## [WHAT IS EXPECTED]
Set down every entry again word for word, please, but skip the pictures.

## [ENTRIES SUPPLIED]
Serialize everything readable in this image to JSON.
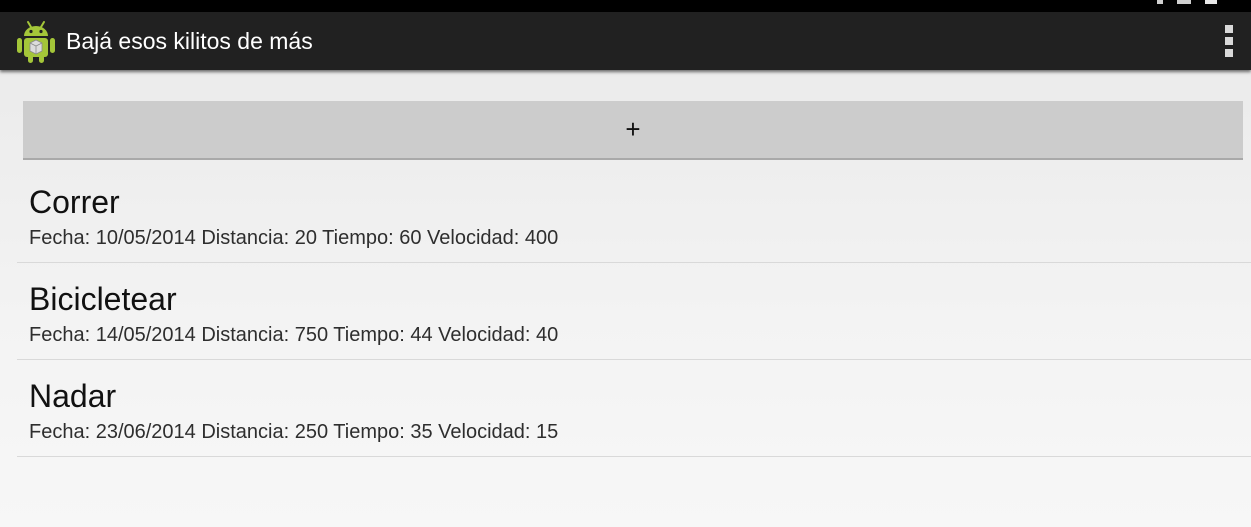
{
  "status_bar": {
    "icons": [
      "signal-icon",
      "notification-icon",
      "battery-icon"
    ]
  },
  "action_bar": {
    "title": "Bajá esos kilitos de más",
    "app_icon": "android-robot-icon",
    "overflow_icon": "overflow-menu-icon"
  },
  "add_button": {
    "label": "+"
  },
  "activities": [
    {
      "name": "Correr",
      "details": "Fecha: 10/05/2014 Distancia: 20 Tiempo: 60 Velocidad: 400"
    },
    {
      "name": "Bicicletear",
      "details": "Fecha: 14/05/2014 Distancia: 750 Tiempo: 44 Velocidad: 40"
    },
    {
      "name": "Nadar",
      "details": "Fecha: 23/06/2014 Distancia: 250 Tiempo: 35 Velocidad: 15"
    }
  ],
  "colors": {
    "action_bar_bg": "#212121",
    "button_bg": "#cccccc",
    "android_green": "#a4c639"
  }
}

## [ANSWER TO THIS PROBLEM]
Serialize everything readable in this image to JSON.
{
  "status_bar": {
    "icons": [
      "signal-icon",
      "notification-icon",
      "battery-icon"
    ]
  },
  "action_bar": {
    "title": "Bajá esos kilitos de más",
    "app_icon": "android-robot-icon",
    "overflow_icon": "overflow-menu-icon"
  },
  "add_button": {
    "label": "+"
  },
  "activities": [
    {
      "name": "Correr",
      "details": "Fecha: 10/05/2014 Distancia: 20 Tiempo: 60 Velocidad: 400"
    },
    {
      "name": "Bicicletear",
      "details": "Fecha: 14/05/2014 Distancia: 750 Tiempo: 44 Velocidad: 40"
    },
    {
      "name": "Nadar",
      "details": "Fecha: 23/06/2014 Distancia: 250 Tiempo: 35 Velocidad: 15"
    }
  ],
  "colors": {
    "action_bar_bg": "#212121",
    "button_bg": "#cccccc",
    "android_green": "#a4c639"
  }
}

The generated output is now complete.